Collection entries
******
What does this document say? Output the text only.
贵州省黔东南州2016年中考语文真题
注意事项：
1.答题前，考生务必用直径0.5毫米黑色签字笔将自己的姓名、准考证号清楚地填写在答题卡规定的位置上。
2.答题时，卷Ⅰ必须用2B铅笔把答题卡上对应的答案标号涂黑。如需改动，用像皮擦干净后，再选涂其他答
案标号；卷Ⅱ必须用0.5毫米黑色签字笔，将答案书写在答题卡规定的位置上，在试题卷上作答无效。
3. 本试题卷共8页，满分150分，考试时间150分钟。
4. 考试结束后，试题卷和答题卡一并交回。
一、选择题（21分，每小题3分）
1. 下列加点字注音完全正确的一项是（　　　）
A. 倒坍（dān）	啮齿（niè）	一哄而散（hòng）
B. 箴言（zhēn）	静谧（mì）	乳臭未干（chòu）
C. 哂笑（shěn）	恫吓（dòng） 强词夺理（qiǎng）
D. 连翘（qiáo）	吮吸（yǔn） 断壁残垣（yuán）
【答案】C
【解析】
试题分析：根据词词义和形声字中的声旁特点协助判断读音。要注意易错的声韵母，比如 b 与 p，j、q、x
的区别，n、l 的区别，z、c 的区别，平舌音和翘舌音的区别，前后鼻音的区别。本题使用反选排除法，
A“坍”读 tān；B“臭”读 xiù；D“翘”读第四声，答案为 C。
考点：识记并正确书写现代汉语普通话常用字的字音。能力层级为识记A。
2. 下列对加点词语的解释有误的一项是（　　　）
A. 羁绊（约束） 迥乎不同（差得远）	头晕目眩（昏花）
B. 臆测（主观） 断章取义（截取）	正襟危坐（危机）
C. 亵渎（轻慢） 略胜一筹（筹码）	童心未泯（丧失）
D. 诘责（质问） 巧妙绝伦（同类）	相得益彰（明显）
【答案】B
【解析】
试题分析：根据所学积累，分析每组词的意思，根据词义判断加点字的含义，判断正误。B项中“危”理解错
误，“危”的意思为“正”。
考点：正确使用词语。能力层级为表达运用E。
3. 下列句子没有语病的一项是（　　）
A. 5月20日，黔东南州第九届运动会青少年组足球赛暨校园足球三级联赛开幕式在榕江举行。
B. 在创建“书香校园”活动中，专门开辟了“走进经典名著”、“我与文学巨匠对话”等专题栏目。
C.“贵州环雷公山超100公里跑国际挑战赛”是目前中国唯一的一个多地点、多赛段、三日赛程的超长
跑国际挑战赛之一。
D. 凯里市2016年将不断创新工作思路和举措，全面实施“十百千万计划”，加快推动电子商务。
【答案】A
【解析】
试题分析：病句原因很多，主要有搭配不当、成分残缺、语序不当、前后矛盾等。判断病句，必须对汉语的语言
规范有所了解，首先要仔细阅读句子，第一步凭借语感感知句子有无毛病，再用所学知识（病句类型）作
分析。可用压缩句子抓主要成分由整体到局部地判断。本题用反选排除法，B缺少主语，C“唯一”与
******
_PROBLEM_:
Examine the records and report how many lines contain the string "试题分析". Only the number should be given.

_EXERCISE RESPONSE_:
3